| THE TASK |
Show every line that has the string "degree" in it.

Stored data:
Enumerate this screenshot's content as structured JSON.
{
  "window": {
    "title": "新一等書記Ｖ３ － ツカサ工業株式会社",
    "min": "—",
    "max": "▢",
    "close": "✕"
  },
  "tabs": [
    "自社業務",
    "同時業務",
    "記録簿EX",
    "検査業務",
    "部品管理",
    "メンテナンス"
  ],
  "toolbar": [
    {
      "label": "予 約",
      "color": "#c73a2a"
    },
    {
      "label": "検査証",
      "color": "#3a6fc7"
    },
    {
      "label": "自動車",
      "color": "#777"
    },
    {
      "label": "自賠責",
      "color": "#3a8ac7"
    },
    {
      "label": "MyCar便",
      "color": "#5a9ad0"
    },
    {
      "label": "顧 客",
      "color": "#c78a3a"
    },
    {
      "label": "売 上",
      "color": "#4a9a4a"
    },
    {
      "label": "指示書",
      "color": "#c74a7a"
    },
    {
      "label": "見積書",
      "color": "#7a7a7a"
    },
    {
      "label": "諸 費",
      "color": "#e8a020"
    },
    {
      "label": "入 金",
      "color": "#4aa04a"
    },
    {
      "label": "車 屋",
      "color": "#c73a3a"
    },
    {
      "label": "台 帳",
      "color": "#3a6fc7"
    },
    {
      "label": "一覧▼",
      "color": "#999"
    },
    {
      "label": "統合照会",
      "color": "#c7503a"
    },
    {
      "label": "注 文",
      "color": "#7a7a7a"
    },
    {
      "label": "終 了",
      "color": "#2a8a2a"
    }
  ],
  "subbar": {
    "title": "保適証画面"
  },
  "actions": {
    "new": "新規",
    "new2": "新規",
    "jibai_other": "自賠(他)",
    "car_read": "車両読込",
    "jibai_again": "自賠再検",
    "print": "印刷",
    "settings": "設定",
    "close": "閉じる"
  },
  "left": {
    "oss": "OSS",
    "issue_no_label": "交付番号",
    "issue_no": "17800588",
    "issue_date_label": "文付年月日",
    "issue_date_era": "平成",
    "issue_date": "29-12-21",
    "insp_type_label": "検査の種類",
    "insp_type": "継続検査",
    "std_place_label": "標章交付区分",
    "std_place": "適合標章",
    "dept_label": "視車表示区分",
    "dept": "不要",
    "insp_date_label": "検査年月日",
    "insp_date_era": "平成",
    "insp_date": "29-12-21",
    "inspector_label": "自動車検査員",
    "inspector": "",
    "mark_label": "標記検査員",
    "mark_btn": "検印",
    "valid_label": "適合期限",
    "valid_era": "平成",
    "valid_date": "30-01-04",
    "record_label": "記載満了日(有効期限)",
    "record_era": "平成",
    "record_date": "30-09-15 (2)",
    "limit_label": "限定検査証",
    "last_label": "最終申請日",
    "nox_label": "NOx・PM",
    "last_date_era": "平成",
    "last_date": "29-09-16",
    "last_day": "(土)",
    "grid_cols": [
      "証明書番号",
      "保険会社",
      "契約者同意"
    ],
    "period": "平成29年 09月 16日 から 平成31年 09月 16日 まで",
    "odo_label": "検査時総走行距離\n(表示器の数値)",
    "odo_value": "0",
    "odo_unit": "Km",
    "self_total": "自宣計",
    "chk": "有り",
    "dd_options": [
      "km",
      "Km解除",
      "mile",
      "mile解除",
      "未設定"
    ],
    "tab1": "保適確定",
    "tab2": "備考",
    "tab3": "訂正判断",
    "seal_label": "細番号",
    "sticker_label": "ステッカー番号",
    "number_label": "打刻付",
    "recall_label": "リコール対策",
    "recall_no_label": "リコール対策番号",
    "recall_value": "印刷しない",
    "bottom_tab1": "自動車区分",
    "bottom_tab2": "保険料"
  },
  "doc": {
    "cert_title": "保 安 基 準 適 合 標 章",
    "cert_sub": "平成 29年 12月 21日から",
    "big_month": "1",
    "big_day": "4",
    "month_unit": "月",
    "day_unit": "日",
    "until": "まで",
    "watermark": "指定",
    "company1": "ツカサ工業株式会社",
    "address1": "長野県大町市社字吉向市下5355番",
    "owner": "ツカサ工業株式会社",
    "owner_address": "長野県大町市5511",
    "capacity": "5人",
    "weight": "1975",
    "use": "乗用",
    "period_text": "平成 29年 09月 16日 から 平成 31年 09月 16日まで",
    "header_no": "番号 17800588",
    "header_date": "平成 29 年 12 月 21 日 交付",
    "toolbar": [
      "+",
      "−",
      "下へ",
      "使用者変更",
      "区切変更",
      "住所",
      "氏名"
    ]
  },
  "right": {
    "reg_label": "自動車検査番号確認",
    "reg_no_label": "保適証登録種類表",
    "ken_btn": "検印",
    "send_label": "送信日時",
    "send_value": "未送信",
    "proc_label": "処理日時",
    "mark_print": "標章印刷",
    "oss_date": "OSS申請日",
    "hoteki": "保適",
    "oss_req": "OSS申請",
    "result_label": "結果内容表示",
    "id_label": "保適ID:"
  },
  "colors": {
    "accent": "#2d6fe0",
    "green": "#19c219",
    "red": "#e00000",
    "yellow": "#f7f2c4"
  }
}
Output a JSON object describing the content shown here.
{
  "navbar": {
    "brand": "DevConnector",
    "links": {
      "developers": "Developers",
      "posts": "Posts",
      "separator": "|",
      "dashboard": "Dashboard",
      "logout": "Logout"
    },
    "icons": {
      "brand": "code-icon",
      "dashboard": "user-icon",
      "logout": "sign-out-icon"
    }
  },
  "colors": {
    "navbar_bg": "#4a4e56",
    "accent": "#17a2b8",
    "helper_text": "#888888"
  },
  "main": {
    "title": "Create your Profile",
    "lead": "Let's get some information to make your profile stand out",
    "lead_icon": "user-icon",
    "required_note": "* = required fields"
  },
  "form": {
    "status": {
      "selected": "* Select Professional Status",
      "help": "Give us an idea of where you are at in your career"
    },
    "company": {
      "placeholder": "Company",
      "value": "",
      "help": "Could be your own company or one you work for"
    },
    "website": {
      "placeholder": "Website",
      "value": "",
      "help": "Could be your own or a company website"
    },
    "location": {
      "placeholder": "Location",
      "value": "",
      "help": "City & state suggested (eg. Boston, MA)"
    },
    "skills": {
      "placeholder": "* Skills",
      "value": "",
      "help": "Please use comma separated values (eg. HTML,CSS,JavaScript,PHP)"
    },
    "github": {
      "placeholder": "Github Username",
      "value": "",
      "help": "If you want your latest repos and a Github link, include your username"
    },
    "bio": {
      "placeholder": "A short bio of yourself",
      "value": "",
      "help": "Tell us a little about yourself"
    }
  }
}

==

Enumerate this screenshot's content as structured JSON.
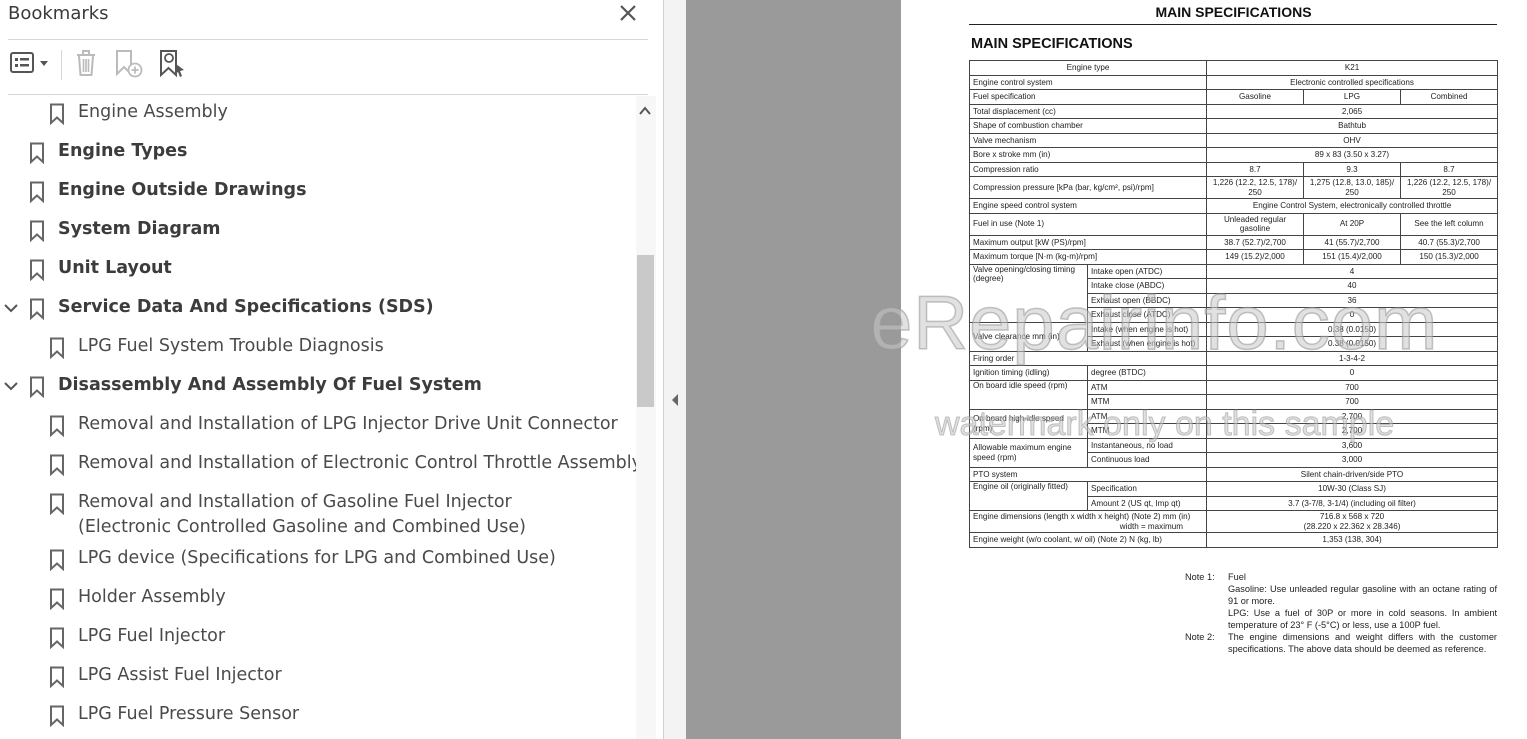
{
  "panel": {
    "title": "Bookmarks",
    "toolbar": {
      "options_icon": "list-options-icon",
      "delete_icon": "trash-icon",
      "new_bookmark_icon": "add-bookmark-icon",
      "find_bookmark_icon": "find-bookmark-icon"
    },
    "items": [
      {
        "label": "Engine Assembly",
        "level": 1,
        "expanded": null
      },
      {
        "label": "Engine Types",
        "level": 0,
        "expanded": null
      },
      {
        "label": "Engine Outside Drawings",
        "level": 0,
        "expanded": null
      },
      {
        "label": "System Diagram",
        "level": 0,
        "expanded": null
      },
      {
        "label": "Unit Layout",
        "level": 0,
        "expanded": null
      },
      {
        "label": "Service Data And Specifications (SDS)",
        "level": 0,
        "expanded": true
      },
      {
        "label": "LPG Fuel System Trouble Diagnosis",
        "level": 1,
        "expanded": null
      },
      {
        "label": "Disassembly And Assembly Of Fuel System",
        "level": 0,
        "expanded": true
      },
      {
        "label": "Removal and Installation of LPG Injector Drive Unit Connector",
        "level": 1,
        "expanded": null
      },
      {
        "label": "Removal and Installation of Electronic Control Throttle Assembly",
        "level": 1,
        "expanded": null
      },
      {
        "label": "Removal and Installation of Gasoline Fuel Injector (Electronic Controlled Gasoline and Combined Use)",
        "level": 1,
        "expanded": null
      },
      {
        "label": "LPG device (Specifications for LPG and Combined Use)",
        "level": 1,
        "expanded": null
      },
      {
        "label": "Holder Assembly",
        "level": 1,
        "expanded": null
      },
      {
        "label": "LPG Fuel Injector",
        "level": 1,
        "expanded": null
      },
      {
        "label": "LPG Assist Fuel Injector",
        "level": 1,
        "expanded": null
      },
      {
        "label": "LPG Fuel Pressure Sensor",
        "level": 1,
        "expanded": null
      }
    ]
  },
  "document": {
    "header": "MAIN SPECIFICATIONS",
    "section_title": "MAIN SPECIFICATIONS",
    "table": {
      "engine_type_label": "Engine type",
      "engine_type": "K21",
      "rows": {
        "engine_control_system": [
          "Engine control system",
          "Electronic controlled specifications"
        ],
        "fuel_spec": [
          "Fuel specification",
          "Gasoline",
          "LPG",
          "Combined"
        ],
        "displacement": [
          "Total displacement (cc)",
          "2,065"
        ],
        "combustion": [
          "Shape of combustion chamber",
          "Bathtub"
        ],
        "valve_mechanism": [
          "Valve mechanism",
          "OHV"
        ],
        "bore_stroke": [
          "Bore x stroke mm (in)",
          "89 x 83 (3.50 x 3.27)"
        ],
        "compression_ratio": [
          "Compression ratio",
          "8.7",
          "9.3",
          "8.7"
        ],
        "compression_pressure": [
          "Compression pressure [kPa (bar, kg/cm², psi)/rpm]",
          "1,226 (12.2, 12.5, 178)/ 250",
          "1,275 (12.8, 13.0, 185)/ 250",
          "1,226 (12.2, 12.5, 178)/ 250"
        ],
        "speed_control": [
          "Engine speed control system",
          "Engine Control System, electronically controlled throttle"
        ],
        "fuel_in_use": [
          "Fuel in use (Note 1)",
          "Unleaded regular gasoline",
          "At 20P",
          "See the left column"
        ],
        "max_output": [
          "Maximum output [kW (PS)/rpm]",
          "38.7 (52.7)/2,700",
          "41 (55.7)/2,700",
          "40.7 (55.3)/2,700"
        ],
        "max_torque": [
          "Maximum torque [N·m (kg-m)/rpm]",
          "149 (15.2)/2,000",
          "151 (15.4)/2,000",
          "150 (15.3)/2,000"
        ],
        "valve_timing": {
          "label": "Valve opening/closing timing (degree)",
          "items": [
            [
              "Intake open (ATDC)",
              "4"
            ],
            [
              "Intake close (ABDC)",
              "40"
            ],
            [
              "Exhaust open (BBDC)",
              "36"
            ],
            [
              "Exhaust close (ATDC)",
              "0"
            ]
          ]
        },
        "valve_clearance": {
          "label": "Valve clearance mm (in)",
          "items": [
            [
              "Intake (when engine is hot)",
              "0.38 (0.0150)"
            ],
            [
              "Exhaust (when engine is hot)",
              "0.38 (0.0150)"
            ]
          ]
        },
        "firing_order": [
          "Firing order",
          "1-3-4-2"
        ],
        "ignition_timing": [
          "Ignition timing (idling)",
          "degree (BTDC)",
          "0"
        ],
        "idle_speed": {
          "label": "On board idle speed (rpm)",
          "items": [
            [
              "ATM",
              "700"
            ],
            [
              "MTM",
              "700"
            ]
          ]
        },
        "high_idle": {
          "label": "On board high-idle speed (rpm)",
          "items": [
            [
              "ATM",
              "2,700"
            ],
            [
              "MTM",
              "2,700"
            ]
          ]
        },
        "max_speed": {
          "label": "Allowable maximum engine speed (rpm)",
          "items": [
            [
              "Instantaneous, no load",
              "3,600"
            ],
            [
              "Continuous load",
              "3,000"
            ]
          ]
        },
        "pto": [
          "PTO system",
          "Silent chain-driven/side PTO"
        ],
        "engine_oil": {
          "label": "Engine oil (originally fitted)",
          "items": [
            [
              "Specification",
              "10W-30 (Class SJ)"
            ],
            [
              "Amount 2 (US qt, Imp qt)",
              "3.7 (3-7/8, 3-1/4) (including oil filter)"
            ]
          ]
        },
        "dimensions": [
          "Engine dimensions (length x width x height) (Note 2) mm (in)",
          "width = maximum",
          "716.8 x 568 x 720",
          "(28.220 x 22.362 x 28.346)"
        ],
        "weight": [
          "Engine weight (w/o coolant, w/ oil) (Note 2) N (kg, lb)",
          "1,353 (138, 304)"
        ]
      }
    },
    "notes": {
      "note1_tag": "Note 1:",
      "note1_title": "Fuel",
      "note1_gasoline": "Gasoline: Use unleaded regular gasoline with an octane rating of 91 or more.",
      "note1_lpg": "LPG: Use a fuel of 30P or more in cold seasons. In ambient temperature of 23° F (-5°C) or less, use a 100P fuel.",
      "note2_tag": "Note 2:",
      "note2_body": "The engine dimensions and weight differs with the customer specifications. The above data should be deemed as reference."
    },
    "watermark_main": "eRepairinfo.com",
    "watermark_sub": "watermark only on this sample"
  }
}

| RESULT OF THE EXERCISE |
          "label": "Valve opening/closing timing (degree)",
          "degree (BTDC)",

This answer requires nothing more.